Records for processing |
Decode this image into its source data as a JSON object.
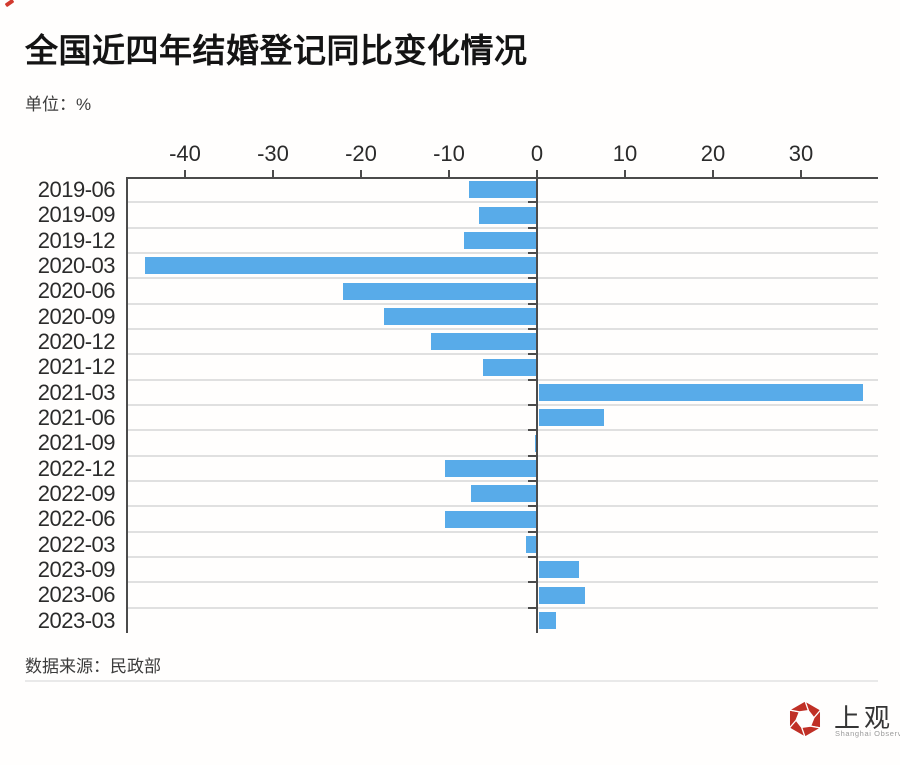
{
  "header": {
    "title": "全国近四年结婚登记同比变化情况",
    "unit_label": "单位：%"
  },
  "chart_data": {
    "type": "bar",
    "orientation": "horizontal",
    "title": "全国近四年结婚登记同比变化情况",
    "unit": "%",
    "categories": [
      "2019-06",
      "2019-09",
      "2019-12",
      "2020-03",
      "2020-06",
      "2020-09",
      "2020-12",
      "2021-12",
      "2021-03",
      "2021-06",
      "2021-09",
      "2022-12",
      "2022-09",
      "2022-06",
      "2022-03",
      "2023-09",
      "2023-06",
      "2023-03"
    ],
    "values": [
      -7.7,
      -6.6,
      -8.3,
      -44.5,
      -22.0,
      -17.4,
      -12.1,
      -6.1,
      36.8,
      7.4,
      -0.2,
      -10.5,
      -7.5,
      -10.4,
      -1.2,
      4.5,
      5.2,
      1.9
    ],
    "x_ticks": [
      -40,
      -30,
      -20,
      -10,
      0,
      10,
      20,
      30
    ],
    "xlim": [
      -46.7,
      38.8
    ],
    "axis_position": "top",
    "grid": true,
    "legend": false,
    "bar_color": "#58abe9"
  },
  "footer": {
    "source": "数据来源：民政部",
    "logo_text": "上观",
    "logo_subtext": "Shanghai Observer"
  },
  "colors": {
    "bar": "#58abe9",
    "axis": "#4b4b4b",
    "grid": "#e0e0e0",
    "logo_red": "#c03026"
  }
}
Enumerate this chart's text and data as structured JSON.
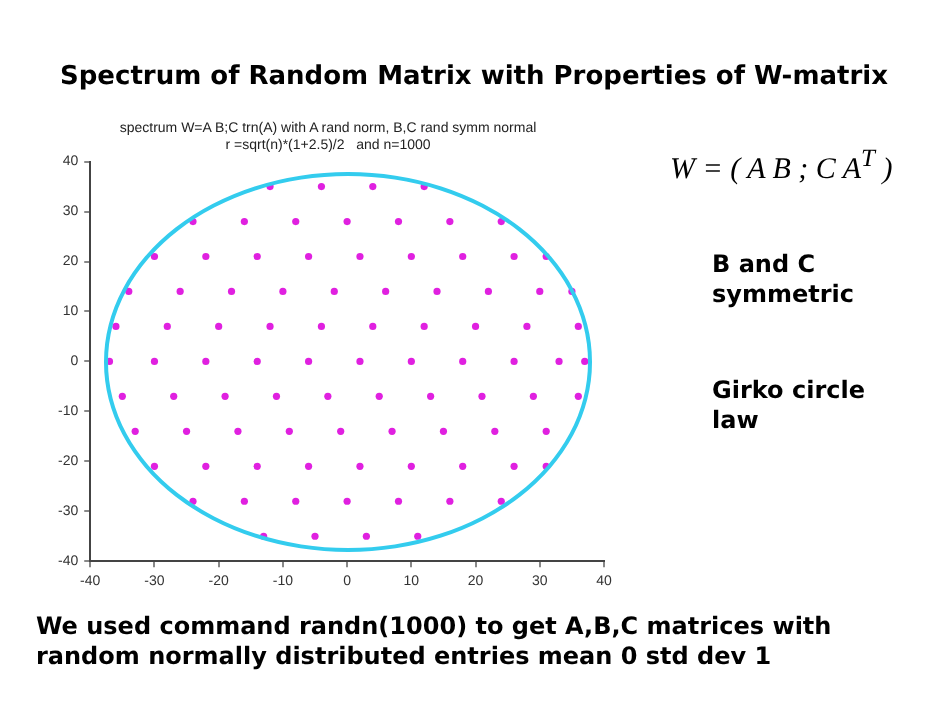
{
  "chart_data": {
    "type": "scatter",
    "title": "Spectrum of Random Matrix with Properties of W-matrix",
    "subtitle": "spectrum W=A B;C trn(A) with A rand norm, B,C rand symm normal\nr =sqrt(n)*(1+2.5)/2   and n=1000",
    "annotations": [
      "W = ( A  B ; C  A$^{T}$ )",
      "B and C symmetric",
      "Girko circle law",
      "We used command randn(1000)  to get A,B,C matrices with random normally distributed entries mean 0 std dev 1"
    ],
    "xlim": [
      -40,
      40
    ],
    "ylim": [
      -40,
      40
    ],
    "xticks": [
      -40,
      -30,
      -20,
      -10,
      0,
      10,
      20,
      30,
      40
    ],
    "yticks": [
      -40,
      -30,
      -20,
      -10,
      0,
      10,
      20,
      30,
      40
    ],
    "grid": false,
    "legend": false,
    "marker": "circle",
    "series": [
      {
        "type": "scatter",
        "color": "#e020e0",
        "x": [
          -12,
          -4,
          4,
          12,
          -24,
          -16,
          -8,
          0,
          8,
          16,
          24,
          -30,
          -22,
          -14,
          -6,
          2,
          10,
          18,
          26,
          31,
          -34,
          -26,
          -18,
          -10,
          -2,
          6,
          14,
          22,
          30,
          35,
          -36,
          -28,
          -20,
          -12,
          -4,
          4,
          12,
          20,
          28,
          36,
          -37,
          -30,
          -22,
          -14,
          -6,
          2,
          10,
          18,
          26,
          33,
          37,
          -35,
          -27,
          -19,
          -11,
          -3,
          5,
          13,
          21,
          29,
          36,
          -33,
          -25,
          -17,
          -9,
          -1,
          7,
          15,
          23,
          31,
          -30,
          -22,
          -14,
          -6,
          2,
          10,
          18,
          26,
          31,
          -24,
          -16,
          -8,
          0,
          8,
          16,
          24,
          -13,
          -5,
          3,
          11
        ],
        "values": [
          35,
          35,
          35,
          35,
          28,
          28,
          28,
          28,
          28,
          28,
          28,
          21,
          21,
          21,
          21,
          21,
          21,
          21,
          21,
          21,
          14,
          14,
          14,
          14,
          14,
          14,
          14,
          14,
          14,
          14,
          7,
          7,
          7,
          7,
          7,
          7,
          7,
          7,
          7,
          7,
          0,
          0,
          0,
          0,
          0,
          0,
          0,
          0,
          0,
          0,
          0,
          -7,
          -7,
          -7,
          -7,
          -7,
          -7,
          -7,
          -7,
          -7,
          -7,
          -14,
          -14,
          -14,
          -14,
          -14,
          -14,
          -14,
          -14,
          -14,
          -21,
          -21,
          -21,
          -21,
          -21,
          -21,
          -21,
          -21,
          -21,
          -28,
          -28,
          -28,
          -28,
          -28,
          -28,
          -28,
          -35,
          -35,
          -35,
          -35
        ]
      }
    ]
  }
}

Given exercise |
Reproduce every entry exactly, but omit each picture.

Answer to the exercise |
Decode this image into its source data as a JSON object.
{
  "header": {
    "title": "全国近四年结婚登记同比变化情况",
    "unit_label": "单位：%"
  },
  "chart_data": {
    "type": "bar",
    "orientation": "horizontal",
    "title": "全国近四年结婚登记同比变化情况",
    "unit": "%",
    "categories": [
      "2019-06",
      "2019-09",
      "2019-12",
      "2020-03",
      "2020-06",
      "2020-09",
      "2020-12",
      "2021-12",
      "2021-03",
      "2021-06",
      "2021-09",
      "2022-12",
      "2022-09",
      "2022-06",
      "2022-03",
      "2023-09",
      "2023-06",
      "2023-03"
    ],
    "values": [
      -7.7,
      -6.6,
      -8.3,
      -44.5,
      -22.0,
      -17.4,
      -12.1,
      -6.1,
      36.8,
      7.4,
      -0.2,
      -10.5,
      -7.5,
      -10.4,
      -1.2,
      4.5,
      5.2,
      1.9
    ],
    "x_ticks": [
      -40,
      -30,
      -20,
      -10,
      0,
      10,
      20,
      30
    ],
    "xlim": [
      -46.7,
      38.8
    ],
    "axis_position": "top",
    "grid": true,
    "legend": false,
    "bar_color": "#58abe9"
  },
  "footer": {
    "source": "数据来源：民政部",
    "logo_text": "上观",
    "logo_subtext": "Shanghai Observer"
  },
  "colors": {
    "bar": "#58abe9",
    "axis": "#4b4b4b",
    "grid": "#e0e0e0",
    "logo_red": "#c03026"
  }
}
Enumerate this chart's text and data as structured JSON.
{
  "chart_data": {
    "type": "scatter",
    "title": "Spectrum of Random Matrix with Properties of W-matrix",
    "subtitle": "spectrum W=A B;C trn(A) with A rand norm, B,C rand symm normal\nr =sqrt(n)*(1+2.5)/2   and n=1000",
    "annotations": [
      "W = ( A  B ; C  A$^{T}$ )",
      "B and C symmetric",
      "Girko circle law",
      "We used command randn(1000)  to get A,B,C matrices with random normally distributed entries mean 0 std dev 1"
    ],
    "xlim": [
      -40,
      40
    ],
    "ylim": [
      -40,
      40
    ],
    "xticks": [
      -40,
      -30,
      -20,
      -10,
      0,
      10,
      20,
      30,
      40
    ],
    "yticks": [
      -40,
      -30,
      -20,
      -10,
      0,
      10,
      20,
      30,
      40
    ],
    "grid": false,
    "legend": false,
    "marker": "circle",
    "series": [
      {
        "type": "scatter",
        "color": "#e020e0",
        "x": [
          -12,
          -4,
          4,
          12,
          -24,
          -16,
          -8,
          0,
          8,
          16,
          24,
          -30,
          -22,
          -14,
          -6,
          2,
          10,
          18,
          26,
          31,
          -34,
          -26,
          -18,
          -10,
          -2,
          6,
          14,
          22,
          30,
          35,
          -36,
          -28,
          -20,
          -12,
          -4,
          4,
          12,
          20,
          28,
          36,
          -37,
          -30,
          -22,
          -14,
          -6,
          2,
          10,
          18,
          26,
          33,
          37,
          -35,
          -27,
          -19,
          -11,
          -3,
          5,
          13,
          21,
          29,
          36,
          -33,
          -25,
          -17,
          -9,
          -1,
          7,
          15,
          23,
          31,
          -30,
          -22,
          -14,
          -6,
          2,
          10,
          18,
          26,
          31,
          -24,
          -16,
          -8,
          0,
          8,
          16,
          24,
          -13,
          -5,
          3,
          11
        ],
        "values": [
          35,
          35,
          35,
          35,
          28,
          28,
          28,
          28,
          28,
          28,
          28,
          21,
          21,
          21,
          21,
          21,
          21,
          21,
          21,
          21,
          14,
          14,
          14,
          14,
          14,
          14,
          14,
          14,
          14,
          14,
          7,
          7,
          7,
          7,
          7,
          7,
          7,
          7,
          7,
          7,
          0,
          0,
          0,
          0,
          0,
          0,
          0,
          0,
          0,
          0,
          0,
          -7,
          -7,
          -7,
          -7,
          -7,
          -7,
          -7,
          -7,
          -7,
          -7,
          -14,
          -14,
          -14,
          -14,
          -14,
          -14,
          -14,
          -14,
          -14,
          -21,
          -21,
          -21,
          -21,
          -21,
          -21,
          -21,
          -21,
          -21,
          -28,
          -28,
          -28,
          -28,
          -28,
          -28,
          -28,
          -35,
          -35,
          -35,
          -35
        ]
      }
    ]
  }
}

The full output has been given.